■ **INSTRUCTION**:
From the entries that follow, pick out all lines holding "name".

Figure data in JSON
<<<<

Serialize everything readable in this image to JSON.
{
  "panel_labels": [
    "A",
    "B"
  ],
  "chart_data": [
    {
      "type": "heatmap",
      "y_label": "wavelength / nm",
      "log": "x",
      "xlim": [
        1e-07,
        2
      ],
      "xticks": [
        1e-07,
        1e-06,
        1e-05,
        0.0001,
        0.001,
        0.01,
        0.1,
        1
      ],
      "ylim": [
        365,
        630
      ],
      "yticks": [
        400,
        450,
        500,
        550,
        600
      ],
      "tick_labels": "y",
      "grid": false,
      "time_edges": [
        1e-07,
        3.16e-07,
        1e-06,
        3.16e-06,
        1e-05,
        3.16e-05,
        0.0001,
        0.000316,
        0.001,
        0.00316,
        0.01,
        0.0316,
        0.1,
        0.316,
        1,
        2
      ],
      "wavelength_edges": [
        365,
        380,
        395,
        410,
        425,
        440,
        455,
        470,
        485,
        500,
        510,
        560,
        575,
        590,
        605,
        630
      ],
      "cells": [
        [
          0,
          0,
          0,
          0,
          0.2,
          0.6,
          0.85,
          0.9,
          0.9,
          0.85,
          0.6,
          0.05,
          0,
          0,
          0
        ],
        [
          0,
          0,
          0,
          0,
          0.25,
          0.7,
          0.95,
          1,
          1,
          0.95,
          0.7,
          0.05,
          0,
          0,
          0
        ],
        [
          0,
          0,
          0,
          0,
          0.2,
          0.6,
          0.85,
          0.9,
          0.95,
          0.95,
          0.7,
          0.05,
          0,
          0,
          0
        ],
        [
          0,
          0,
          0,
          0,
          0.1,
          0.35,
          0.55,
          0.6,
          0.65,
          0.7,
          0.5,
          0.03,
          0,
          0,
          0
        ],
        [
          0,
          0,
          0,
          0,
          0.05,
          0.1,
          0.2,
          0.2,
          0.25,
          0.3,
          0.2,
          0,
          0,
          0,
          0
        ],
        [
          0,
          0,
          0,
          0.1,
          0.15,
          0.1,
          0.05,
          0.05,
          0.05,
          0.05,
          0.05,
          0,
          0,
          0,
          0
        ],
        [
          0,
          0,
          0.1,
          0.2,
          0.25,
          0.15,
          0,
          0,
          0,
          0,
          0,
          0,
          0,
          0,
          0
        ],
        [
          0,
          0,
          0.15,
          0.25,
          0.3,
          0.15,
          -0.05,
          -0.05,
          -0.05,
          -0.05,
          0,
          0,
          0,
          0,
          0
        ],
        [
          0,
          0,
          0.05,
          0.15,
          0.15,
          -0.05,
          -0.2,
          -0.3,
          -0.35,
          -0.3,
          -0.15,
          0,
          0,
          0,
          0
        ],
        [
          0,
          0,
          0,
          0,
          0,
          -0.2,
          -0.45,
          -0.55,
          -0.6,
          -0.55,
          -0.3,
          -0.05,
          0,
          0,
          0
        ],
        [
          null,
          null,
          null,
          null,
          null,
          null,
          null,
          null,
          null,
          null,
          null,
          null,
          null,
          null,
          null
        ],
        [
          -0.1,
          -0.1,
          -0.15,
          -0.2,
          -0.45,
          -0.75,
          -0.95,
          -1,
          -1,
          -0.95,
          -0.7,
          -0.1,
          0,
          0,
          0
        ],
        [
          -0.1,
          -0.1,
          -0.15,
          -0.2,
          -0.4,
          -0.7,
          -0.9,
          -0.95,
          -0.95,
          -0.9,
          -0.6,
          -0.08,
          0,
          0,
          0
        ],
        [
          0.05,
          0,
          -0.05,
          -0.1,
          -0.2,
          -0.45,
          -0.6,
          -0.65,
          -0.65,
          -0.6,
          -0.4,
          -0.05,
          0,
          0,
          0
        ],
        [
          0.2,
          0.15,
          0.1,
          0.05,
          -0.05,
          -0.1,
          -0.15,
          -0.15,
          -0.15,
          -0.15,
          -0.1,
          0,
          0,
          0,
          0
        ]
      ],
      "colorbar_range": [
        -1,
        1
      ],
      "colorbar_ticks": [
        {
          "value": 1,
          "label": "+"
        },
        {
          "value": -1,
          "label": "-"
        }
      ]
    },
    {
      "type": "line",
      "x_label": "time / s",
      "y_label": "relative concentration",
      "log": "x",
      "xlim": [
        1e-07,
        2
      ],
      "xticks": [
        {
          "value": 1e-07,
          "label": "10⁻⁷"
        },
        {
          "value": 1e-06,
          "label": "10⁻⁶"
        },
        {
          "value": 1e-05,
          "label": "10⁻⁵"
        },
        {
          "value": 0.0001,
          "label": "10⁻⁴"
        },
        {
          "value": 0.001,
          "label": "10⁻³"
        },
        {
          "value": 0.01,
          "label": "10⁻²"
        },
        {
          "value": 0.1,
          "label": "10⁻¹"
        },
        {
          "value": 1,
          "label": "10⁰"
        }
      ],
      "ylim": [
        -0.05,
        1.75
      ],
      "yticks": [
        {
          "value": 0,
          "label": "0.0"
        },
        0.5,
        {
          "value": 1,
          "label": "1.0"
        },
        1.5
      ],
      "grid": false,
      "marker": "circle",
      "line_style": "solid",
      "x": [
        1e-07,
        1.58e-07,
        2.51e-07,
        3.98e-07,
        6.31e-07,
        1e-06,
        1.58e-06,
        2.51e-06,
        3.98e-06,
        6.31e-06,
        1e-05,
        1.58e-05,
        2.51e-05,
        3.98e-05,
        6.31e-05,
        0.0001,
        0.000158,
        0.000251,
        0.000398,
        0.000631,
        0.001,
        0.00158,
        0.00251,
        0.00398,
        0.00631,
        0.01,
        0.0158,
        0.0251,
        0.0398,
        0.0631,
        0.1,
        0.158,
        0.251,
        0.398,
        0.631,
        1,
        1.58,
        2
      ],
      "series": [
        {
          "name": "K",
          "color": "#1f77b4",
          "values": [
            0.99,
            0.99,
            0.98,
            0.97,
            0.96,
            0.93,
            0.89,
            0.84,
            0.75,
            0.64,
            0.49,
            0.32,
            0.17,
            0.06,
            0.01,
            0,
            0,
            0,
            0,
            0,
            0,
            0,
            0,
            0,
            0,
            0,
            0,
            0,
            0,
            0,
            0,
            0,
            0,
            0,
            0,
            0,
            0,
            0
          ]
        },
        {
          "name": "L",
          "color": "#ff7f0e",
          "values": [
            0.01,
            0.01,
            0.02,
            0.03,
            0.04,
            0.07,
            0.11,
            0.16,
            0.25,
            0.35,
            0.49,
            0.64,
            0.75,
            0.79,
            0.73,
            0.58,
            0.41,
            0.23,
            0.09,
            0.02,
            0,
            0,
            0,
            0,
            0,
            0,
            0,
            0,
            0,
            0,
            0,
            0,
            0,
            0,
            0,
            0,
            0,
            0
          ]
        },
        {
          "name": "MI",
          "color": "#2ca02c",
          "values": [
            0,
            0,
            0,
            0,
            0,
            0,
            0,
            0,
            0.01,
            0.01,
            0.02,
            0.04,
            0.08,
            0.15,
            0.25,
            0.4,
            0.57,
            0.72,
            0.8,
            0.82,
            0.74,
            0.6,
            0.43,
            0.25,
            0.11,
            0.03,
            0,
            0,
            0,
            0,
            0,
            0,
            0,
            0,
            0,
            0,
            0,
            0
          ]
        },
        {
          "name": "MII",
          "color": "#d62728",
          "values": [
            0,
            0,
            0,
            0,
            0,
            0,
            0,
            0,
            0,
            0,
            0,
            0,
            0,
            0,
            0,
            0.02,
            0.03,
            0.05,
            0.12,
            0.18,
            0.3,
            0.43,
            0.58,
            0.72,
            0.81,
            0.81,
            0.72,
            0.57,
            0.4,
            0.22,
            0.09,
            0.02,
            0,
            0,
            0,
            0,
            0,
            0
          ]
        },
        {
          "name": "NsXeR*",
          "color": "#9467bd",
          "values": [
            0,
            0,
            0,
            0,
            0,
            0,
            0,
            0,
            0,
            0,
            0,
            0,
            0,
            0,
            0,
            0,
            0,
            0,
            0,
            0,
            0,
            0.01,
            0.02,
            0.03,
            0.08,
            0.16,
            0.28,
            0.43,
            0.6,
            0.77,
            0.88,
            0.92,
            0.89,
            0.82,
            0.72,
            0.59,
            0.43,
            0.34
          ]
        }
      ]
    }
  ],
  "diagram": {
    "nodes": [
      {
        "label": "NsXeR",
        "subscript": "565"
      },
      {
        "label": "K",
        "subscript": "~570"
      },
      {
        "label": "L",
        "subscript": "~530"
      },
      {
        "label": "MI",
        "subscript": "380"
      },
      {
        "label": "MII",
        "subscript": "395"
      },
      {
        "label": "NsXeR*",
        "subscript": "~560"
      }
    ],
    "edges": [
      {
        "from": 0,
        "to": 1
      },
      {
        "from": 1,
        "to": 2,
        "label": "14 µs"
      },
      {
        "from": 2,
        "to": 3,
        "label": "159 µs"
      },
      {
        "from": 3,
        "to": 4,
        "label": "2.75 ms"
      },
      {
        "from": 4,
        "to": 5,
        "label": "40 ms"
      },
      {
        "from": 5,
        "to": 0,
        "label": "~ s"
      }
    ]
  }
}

>>>>

■ **ANSWER IN FULL**:
          "name": "K",
          "name": "L",
          "name": "MI",
          "name": "MII",
          "name": "NsXeR*",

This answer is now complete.